# [RECORDS FOR THIS EXERCISE]

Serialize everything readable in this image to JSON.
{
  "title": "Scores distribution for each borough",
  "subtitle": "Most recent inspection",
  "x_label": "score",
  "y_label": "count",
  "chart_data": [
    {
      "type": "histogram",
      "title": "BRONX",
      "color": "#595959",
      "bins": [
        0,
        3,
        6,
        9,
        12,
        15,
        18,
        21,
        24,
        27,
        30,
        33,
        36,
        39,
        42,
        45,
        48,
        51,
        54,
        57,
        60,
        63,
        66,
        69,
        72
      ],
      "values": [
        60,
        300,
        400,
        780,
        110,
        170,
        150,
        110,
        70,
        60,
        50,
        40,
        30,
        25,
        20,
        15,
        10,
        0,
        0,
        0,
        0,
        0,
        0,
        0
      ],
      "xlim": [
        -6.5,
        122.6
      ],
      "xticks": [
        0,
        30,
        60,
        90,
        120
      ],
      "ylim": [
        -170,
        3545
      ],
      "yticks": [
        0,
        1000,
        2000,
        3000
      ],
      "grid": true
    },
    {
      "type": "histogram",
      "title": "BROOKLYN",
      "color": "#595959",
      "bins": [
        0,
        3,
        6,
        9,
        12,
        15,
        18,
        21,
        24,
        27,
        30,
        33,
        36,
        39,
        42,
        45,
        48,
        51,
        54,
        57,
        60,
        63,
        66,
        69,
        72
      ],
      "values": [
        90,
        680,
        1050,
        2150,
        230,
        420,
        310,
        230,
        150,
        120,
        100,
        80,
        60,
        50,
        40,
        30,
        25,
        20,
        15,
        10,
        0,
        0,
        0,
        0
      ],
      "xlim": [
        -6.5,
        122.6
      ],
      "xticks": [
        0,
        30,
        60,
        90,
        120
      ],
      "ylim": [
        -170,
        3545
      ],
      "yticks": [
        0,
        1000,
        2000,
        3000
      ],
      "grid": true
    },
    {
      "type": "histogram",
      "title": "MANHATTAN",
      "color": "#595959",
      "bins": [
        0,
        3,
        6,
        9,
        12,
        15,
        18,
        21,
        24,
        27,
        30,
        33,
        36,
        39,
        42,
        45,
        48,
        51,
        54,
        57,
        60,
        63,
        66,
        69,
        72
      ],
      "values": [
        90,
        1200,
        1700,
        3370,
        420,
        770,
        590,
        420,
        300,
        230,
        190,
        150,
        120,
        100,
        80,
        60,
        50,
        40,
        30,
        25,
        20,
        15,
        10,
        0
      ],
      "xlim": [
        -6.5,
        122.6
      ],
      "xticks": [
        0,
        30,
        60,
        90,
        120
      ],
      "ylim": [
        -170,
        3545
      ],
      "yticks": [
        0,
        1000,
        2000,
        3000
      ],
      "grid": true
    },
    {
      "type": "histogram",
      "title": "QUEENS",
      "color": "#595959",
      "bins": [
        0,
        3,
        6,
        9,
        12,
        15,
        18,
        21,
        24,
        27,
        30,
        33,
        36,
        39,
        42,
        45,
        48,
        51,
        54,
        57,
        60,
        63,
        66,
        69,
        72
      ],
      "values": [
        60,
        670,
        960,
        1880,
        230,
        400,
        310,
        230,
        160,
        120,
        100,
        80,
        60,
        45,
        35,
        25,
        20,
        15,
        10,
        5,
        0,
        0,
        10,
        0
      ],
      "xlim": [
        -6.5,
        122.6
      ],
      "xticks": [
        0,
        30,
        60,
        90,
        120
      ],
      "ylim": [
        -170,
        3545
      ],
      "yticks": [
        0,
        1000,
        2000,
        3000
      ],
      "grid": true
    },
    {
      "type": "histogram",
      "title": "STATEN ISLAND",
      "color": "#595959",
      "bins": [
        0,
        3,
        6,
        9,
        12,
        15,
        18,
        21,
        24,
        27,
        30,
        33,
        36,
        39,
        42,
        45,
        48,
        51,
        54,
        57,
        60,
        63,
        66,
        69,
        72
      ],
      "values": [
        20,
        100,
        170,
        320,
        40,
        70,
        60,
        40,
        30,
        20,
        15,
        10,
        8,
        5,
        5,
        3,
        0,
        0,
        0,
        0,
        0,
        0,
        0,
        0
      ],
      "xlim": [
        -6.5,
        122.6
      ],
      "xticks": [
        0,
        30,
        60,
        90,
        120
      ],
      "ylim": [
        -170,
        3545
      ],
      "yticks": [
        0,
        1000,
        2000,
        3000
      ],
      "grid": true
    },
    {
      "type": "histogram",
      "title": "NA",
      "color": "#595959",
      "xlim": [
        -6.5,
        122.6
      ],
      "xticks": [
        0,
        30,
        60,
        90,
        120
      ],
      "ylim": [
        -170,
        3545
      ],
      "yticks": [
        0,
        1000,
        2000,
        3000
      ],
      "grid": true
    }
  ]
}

# [GIVEN REQUEST]
Print every entry exactly as it appears.

# [SOLUTION FOR THIS TASK]
Serialize everything readable in this image to JSON.
{
  "title": "Scores distribution for each borough",
  "subtitle": "Most recent inspection",
  "x_label": "score",
  "y_label": "count",
  "chart_data": [
    {
      "type": "histogram",
      "title": "BRONX",
      "color": "#595959",
      "bins": [
        0,
        3,
        6,
        9,
        12,
        15,
        18,
        21,
        24,
        27,
        30,
        33,
        36,
        39,
        42,
        45,
        48,
        51,
        54,
        57,
        60,
        63,
        66,
        69,
        72
      ],
      "values": [
        60,
        300,
        400,
        780,
        110,
        170,
        150,
        110,
        70,
        60,
        50,
        40,
        30,
        25,
        20,
        15,
        10,
        0,
        0,
        0,
        0,
        0,
        0,
        0
      ],
      "xlim": [
        -6.5,
        122.6
      ],
      "xticks": [
        0,
        30,
        60,
        90,
        120
      ],
      "ylim": [
        -170,
        3545
      ],
      "yticks": [
        0,
        1000,
        2000,
        3000
      ],
      "grid": true
    },
    {
      "type": "histogram",
      "title": "BROOKLYN",
      "color": "#595959",
      "bins": [
        0,
        3,
        6,
        9,
        12,
        15,
        18,
        21,
        24,
        27,
        30,
        33,
        36,
        39,
        42,
        45,
        48,
        51,
        54,
        57,
        60,
        63,
        66,
        69,
        72
      ],
      "values": [
        90,
        680,
        1050,
        2150,
        230,
        420,
        310,
        230,
        150,
        120,
        100,
        80,
        60,
        50,
        40,
        30,
        25,
        20,
        15,
        10,
        0,
        0,
        0,
        0
      ],
      "xlim": [
        -6.5,
        122.6
      ],
      "xticks": [
        0,
        30,
        60,
        90,
        120
      ],
      "ylim": [
        -170,
        3545
      ],
      "yticks": [
        0,
        1000,
        2000,
        3000
      ],
      "grid": true
    },
    {
      "type": "histogram",
      "title": "MANHATTAN",
      "color": "#595959",
      "bins": [
        0,
        3,
        6,
        9,
        12,
        15,
        18,
        21,
        24,
        27,
        30,
        33,
        36,
        39,
        42,
        45,
        48,
        51,
        54,
        57,
        60,
        63,
        66,
        69,
        72
      ],
      "values": [
        90,
        1200,
        1700,
        3370,
        420,
        770,
        590,
        420,
        300,
        230,
        190,
        150,
        120,
        100,
        80,
        60,
        50,
        40,
        30,
        25,
        20,
        15,
        10,
        0
      ],
      "xlim": [
        -6.5,
        122.6
      ],
      "xticks": [
        0,
        30,
        60,
        90,
        120
      ],
      "ylim": [
        -170,
        3545
      ],
      "yticks": [
        0,
        1000,
        2000,
        3000
      ],
      "grid": true
    },
    {
      "type": "histogram",
      "title": "QUEENS",
      "color": "#595959",
      "bins": [
        0,
        3,
        6,
        9,
        12,
        15,
        18,
        21,
        24,
        27,
        30,
        33,
        36,
        39,
        42,
        45,
        48,
        51,
        54,
        57,
        60,
        63,
        66,
        69,
        72
      ],
      "values": [
        60,
        670,
        960,
        1880,
        230,
        400,
        310,
        230,
        160,
        120,
        100,
        80,
        60,
        45,
        35,
        25,
        20,
        15,
        10,
        5,
        0,
        0,
        10,
        0
      ],
      "xlim": [
        -6.5,
        122.6
      ],
      "xticks": [
        0,
        30,
        60,
        90,
        120
      ],
      "ylim": [
        -170,
        3545
      ],
      "yticks": [
        0,
        1000,
        2000,
        3000
      ],
      "grid": true
    },
    {
      "type": "histogram",
      "title": "STATEN ISLAND",
      "color": "#595959",
      "bins": [
        0,
        3,
        6,
        9,
        12,
        15,
        18,
        21,
        24,
        27,
        30,
        33,
        36,
        39,
        42,
        45,
        48,
        51,
        54,
        57,
        60,
        63,
        66,
        69,
        72
      ],
      "values": [
        20,
        100,
        170,
        320,
        40,
        70,
        60,
        40,
        30,
        20,
        15,
        10,
        8,
        5,
        5,
        3,
        0,
        0,
        0,
        0,
        0,
        0,
        0,
        0
      ],
      "xlim": [
        -6.5,
        122.6
      ],
      "xticks": [
        0,
        30,
        60,
        90,
        120
      ],
      "ylim": [
        -170,
        3545
      ],
      "yticks": [
        0,
        1000,
        2000,
        3000
      ],
      "grid": true
    },
    {
      "type": "histogram",
      "title": "NA",
      "color": "#595959",
      "xlim": [
        -6.5,
        122.6
      ],
      "xticks": [
        0,
        30,
        60,
        90,
        120
      ],
      "ylim": [
        -170,
        3545
      ],
      "yticks": [
        0,
        1000,
        2000,
        3000
      ],
      "grid": true
    }
  ]
}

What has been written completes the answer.